What you will do>
A - In the forum post about over-molding, what is a toothbrush probably made of?
B - List every material that the forum post about over-molding names specifically. Leave out general descriptions such as "base plastic."
C - Write the next few sentences of the forum post about over-molding, starting after its final sentence.

Text excerpt>
--- start ---

Post by Generic Default »

I've always wanted to have a multi-extruder printer so I can print parts with over-molding. Over-molding is typically a layer of rubbery or elastic material on top of a base plastic. Your toothbrush is probably polypropylene with an elastomer over-molded onto it for an ergonomic grip. There are a few elastomer filaments on the market right now but they're rediculously expensive. My idea is to extrude hot glue sticks from larger individual sticks into a single, continuous filament for 1.75mm or 3mm 3d printers.

--- end ---

Information shown>

--- start ---

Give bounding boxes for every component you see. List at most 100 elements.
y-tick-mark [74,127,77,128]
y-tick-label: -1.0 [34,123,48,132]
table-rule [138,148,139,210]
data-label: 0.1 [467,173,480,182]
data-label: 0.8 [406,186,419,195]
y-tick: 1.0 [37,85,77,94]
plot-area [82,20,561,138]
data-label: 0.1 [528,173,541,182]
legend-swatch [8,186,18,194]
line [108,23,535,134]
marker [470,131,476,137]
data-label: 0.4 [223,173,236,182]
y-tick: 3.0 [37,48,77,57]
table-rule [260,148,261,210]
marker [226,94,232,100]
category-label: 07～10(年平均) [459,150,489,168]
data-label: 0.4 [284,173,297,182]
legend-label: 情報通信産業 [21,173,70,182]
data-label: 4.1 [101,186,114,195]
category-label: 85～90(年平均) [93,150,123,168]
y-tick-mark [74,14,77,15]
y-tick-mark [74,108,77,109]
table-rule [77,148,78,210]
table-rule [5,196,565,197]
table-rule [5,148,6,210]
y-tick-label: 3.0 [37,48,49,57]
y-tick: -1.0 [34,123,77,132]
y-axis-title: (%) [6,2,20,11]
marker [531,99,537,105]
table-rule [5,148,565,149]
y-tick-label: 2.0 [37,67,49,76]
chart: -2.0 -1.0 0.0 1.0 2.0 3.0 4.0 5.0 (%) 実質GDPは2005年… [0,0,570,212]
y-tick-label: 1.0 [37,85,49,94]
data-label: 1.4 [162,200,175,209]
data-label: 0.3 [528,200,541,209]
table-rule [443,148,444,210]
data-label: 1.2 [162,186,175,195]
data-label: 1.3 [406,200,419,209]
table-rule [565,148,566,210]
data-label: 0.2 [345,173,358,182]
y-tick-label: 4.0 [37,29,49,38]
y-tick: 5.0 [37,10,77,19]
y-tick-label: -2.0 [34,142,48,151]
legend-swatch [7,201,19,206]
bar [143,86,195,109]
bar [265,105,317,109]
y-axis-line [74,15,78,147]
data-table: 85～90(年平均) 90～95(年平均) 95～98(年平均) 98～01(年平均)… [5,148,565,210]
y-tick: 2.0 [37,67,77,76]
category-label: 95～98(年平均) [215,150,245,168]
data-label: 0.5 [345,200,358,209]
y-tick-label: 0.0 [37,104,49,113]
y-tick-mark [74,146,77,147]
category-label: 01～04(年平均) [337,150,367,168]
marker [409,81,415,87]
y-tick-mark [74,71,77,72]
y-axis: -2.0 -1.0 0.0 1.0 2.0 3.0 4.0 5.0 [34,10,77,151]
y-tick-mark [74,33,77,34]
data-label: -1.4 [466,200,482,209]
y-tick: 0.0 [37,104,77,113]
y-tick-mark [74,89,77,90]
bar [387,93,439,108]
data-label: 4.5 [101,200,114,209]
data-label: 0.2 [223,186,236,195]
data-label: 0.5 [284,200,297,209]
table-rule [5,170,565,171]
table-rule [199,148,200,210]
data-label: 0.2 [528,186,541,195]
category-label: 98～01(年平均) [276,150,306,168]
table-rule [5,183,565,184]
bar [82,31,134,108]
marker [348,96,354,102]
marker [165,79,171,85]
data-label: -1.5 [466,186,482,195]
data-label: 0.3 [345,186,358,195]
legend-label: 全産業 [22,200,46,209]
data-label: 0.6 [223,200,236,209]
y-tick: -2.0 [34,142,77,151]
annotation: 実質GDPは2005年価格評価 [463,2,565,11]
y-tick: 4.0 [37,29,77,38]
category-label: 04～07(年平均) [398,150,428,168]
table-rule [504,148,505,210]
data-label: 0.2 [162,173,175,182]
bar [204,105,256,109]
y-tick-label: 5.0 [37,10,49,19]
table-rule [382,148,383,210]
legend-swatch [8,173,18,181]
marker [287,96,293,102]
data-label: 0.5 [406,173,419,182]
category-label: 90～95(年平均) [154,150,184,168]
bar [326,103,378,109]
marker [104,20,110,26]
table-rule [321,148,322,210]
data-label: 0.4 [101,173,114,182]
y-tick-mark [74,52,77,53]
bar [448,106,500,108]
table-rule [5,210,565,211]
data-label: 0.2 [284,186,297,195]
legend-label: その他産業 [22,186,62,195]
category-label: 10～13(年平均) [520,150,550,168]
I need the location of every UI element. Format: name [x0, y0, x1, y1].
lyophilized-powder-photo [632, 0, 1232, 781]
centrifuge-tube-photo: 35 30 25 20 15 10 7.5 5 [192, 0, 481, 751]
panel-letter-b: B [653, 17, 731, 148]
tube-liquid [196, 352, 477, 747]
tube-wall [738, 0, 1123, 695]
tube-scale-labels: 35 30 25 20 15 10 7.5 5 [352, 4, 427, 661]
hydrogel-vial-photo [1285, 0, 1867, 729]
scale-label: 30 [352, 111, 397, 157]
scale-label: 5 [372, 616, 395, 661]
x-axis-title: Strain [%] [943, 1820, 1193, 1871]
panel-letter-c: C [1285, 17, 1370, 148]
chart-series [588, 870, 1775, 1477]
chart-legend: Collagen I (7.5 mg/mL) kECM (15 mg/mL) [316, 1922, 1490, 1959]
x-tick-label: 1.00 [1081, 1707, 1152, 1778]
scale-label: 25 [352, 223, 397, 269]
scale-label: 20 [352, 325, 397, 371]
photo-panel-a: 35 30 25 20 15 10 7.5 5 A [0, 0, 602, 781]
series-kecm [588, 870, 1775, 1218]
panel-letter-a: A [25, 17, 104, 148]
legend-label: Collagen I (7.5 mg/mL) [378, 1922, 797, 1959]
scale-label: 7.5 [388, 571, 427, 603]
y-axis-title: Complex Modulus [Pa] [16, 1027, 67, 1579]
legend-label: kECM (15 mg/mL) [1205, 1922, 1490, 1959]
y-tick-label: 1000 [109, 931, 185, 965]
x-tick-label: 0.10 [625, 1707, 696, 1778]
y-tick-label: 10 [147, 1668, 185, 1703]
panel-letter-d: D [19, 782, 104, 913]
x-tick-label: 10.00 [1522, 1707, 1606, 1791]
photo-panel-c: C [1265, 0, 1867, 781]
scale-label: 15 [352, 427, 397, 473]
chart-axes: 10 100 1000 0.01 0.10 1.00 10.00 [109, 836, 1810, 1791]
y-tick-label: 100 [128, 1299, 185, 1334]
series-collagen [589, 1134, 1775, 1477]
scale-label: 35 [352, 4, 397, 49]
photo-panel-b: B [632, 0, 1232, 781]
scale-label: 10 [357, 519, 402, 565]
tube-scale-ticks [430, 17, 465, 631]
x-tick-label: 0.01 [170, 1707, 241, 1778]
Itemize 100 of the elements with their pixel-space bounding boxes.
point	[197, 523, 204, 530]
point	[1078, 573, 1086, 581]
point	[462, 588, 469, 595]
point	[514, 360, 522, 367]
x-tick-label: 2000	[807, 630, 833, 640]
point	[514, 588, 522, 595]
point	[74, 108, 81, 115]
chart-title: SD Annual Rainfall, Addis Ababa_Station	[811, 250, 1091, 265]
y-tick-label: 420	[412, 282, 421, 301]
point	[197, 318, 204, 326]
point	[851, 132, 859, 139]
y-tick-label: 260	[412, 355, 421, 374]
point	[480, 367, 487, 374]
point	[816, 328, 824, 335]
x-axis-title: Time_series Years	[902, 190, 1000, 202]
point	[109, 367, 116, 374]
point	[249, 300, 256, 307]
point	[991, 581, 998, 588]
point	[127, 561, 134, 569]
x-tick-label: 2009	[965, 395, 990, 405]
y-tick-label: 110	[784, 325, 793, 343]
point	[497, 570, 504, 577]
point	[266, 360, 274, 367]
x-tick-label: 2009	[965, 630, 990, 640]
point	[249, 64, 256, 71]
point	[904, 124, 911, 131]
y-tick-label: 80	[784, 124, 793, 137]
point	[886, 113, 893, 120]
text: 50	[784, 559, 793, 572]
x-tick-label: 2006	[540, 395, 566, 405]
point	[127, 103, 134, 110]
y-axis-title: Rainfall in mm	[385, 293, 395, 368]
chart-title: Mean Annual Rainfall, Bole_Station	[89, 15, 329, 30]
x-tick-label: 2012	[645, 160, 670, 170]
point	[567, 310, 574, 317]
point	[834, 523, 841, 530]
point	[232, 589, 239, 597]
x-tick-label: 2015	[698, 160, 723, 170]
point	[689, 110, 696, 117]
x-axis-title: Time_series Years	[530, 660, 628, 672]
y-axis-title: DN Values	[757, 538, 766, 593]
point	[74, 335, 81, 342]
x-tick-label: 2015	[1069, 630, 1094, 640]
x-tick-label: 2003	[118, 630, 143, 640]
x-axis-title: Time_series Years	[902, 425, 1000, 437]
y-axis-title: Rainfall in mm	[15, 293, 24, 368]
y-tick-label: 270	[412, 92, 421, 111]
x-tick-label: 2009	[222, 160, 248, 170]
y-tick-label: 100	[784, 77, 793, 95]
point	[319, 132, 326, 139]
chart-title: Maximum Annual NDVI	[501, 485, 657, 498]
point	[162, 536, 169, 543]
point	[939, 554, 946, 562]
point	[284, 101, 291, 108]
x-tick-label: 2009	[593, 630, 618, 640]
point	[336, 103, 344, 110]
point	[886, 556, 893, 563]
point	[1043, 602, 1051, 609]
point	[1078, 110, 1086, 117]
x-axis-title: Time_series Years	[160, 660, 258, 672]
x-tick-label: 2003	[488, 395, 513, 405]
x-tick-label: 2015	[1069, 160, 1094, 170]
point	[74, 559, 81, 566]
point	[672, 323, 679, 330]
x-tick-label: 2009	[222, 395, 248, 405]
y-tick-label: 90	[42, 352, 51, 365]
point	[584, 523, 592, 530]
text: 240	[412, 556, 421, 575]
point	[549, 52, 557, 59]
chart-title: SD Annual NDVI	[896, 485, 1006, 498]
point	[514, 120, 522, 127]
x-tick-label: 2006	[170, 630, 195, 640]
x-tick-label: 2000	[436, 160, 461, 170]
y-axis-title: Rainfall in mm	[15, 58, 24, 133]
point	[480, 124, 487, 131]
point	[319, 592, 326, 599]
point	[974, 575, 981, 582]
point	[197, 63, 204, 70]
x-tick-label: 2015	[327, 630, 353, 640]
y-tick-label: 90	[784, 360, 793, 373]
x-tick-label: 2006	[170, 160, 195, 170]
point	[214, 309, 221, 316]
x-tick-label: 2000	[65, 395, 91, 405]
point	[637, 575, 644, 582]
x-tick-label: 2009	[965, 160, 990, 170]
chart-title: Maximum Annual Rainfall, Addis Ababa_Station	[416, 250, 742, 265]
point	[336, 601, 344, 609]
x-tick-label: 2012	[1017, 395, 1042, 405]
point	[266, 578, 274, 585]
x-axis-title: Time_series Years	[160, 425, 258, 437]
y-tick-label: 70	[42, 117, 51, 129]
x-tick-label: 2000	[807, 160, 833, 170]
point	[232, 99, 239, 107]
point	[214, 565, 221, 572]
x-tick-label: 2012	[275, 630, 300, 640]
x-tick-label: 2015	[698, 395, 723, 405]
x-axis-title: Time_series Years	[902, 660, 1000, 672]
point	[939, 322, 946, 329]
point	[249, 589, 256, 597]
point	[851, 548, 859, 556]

--- end ---

Expected answers>
A - Polypropylene with an elastomer over-molded onto it for an ergonomic grip.

B - Polypropylene, elastomer, hot glue (sticks)

C -
hot glue stick extruder.jpg
In the above cross section render, the glue stick is placed in a PTFE guide where it is pushed through a brass/copper/aluminum heating die to reduce the diameter. It squirts out of the die into another PTFE tube where it cools. The front PTFE piece also prevents diameter inconsistencies that would happen if the hot glue was extruded into open air. The sticks can be fed by hand, or possibly by pinch wheel gears for an automated process. If it works out with individual sticks, a hopper could gravity feed sticks into the PTFE guide where they would be pinch-pushed through the die for continuous extrusion. I only have a basic render right now because the design obviously needs to be improved for thermal efficiency and stuff. I'm considering putting an aluminum heat sink around the front PTFE piece to keep it cool during extended use.


So, what do you guys think about this? Plausible, or is there some reason this wont work at all.






It's just an idea for now, but I'll be getting a lathe and mill in a few weeks. Then I can prototype this.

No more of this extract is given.